(Task brief) Output every line below exactly.
---------- Records supplied ----------
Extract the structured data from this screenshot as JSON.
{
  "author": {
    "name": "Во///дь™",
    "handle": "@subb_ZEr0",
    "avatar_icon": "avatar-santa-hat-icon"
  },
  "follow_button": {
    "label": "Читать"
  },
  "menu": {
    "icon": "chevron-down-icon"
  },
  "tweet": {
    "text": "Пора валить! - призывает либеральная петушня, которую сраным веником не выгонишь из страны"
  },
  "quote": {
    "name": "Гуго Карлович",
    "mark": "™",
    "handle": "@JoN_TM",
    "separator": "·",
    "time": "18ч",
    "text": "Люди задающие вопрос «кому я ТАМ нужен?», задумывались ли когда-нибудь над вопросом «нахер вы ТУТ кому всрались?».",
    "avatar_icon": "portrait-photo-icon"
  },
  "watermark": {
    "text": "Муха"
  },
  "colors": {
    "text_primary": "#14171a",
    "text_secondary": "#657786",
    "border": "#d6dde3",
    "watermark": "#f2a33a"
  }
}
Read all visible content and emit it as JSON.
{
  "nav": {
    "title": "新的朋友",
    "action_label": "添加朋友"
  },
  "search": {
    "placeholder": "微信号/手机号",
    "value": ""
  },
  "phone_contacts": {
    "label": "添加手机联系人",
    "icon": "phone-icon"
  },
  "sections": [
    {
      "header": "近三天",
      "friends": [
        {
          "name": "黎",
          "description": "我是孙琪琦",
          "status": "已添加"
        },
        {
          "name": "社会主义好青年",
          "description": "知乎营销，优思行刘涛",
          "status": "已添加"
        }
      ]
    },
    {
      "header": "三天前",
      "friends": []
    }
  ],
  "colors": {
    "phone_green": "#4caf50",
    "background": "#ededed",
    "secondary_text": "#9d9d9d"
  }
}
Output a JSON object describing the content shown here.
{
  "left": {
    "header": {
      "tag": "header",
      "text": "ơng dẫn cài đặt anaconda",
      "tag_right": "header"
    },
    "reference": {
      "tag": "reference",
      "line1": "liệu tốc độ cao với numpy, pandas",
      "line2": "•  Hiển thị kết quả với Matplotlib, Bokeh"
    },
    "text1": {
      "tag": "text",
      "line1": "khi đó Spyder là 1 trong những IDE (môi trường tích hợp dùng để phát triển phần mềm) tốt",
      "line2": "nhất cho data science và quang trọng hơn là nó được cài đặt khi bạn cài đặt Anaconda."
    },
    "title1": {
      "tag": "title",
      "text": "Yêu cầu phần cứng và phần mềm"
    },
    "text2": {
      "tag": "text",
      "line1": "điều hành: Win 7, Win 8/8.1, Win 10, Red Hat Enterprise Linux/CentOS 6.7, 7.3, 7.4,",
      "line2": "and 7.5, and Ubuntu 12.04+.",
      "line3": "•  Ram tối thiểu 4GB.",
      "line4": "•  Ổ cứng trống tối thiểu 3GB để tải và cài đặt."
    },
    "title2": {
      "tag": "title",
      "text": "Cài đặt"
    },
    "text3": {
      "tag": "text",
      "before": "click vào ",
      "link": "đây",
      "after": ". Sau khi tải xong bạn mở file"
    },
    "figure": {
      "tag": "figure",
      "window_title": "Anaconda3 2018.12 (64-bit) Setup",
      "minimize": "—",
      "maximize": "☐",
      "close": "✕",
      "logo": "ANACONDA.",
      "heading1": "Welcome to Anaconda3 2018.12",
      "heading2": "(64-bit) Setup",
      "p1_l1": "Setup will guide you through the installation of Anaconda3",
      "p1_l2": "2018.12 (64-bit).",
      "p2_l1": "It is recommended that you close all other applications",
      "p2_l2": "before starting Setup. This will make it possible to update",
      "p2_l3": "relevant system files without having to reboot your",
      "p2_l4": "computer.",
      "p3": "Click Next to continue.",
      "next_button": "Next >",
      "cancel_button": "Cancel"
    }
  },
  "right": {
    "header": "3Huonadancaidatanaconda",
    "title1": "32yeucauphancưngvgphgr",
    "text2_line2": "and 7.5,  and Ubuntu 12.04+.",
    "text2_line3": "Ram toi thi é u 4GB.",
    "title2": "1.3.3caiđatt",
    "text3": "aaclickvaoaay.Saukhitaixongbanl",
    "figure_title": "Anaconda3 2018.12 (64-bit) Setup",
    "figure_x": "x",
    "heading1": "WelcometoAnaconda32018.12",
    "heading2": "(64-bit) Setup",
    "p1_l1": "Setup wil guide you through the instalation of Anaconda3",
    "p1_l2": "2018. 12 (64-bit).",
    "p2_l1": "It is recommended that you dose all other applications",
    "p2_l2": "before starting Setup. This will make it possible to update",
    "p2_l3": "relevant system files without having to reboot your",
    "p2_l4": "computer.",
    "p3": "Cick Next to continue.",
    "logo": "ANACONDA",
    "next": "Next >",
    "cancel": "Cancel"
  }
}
----------
(The response)
Extract the structured data from this screenshot as JSON.
{
  "author": {
    "name": "Во///дь™",
    "handle": "@subb_ZEr0",
    "avatar_icon": "avatar-santa-hat-icon"
  },
  "follow_button": {
    "label": "Читать"
  },
  "menu": {
    "icon": "chevron-down-icon"
  },
  "tweet": {
    "text": "Пора валить! - призывает либеральная петушня, которую сраным веником не выгонишь из страны"
  },
  "quote": {
    "name": "Гуго Карлович",
    "mark": "™",
    "handle": "@JoN_TM",
    "separator": "·",
    "time": "18ч",
    "text": "Люди задающие вопрос «кому я ТАМ нужен?», задумывались ли когда-нибудь над вопросом «нахер вы ТУТ кому всрались?».",
    "avatar_icon": "portrait-photo-icon"
  },
  "watermark": {
    "text": "Муха"
  },
  "colors": {
    "text_primary": "#14171a",
    "text_secondary": "#657786",
    "border": "#d6dde3",
    "watermark": "#f2a33a"
  }
}
Read all visible content and emit it as JSON.
{
  "nav": {
    "title": "新的朋友",
    "action_label": "添加朋友"
  },
  "search": {
    "placeholder": "微信号/手机号",
    "value": ""
  },
  "phone_contacts": {
    "label": "添加手机联系人",
    "icon": "phone-icon"
  },
  "sections": [
    {
      "header": "近三天",
      "friends": [
        {
          "name": "黎",
          "description": "我是孙琪琦",
          "status": "已添加"
        },
        {
          "name": "社会主义好青年",
          "description": "知乎营销，优思行刘涛",
          "status": "已添加"
        }
      ]
    },
    {
      "header": "三天前",
      "friends": []
    }
  ],
  "colors": {
    "phone_green": "#4caf50",
    "background": "#ededed",
    "secondary_text": "#9d9d9d"
  }
}
Output a JSON object describing the content shown here.
{
  "left": {
    "header": {
      "tag": "header",
      "text": "ơng dẫn cài đặt anaconda",
      "tag_right": "header"
    },
    "reference": {
      "tag": "reference",
      "line1": "liệu tốc độ cao với numpy, pandas",
      "line2": "•  Hiển thị kết quả với Matplotlib, Bokeh"
    },
    "text1": {
      "tag": "text",
      "line1": "khi đó Spyder là 1 trong những IDE (môi trường tích hợp dùng để phát triển phần mềm) tốt",
      "line2": "nhất cho data science và quang trọng hơn là nó được cài đặt khi bạn cài đặt Anaconda."
    },
    "title1": {
      "tag": "title",
      "text": "Yêu cầu phần cứng và phần mềm"
    },
    "text2": {
      "tag": "text",
      "line1": "điều hành: Win 7, Win 8/8.1, Win 10, Red Hat Enterprise Linux/CentOS 6.7, 7.3, 7.4,",
      "line2": "and 7.5, and Ubuntu 12.04+.",
      "line3": "•  Ram tối thiểu 4GB.",
      "line4": "•  Ổ cứng trống tối thiểu 3GB để tải và cài đặt."
    },
    "title2": {
      "tag": "title",
      "text": "Cài đặt"
    },
    "text3": {
      "tag": "text",
      "before": "click vào ",
      "link": "đây",
      "after": ". Sau khi tải xong bạn mở file"
    },
    "figure": {
      "tag": "figure",
      "window_title": "Anaconda3 2018.12 (64-bit) Setup",
      "minimize": "—",
      "maximize": "☐",
      "close": "✕",
      "logo": "ANACONDA.",
      "heading1": "Welcome to Anaconda3 2018.12",
      "heading2": "(64-bit) Setup",
      "p1_l1": "Setup will guide you through the installation of Anaconda3",
      "p1_l2": "2018.12 (64-bit).",
      "p2_l1": "It is recommended that you close all other applications",
      "p2_l2": "before starting Setup. This will make it possible to update",
      "p2_l3": "relevant system files without having to reboot your",
      "p2_l4": "computer.",
      "p3": "Click Next to continue.",
      "next_button": "Next >",
      "cancel_button": "Cancel"
    }
  },
  "right": {
    "header": "3Huonadancaidatanaconda",
    "title1": "32yeucauphancưngvgphgr",
    "text2_line2": "and 7.5,  and Ubuntu 12.04+.",
    "text2_line3": "Ram toi thi é u 4GB.",
    "title2": "1.3.3caiđatt",
    "text3": "aaclickvaoaay.Saukhitaixongbanl",
    "figure_title": "Anaconda3 2018.12 (64-bit) Setup",
    "figure_x": "x",
    "heading1": "WelcometoAnaconda32018.12",
    "heading2": "(64-bit) Setup",
    "p1_l1": "Setup wil guide you through the instalation of Anaconda3",
    "p1_l2": "2018. 12 (64-bit).",
    "p2_l1": "It is recommended that you dose all other applications",
    "p2_l2": "before starting Setup. This will make it possible to update",
    "p2_l3": "relevant system files without having to reboot your",
    "p2_l4": "computer.",
    "p3": "Cick Next to continue.",
    "logo": "ANACONDA",
    "next": "Next >",
    "cancel": "Cancel"
  }
}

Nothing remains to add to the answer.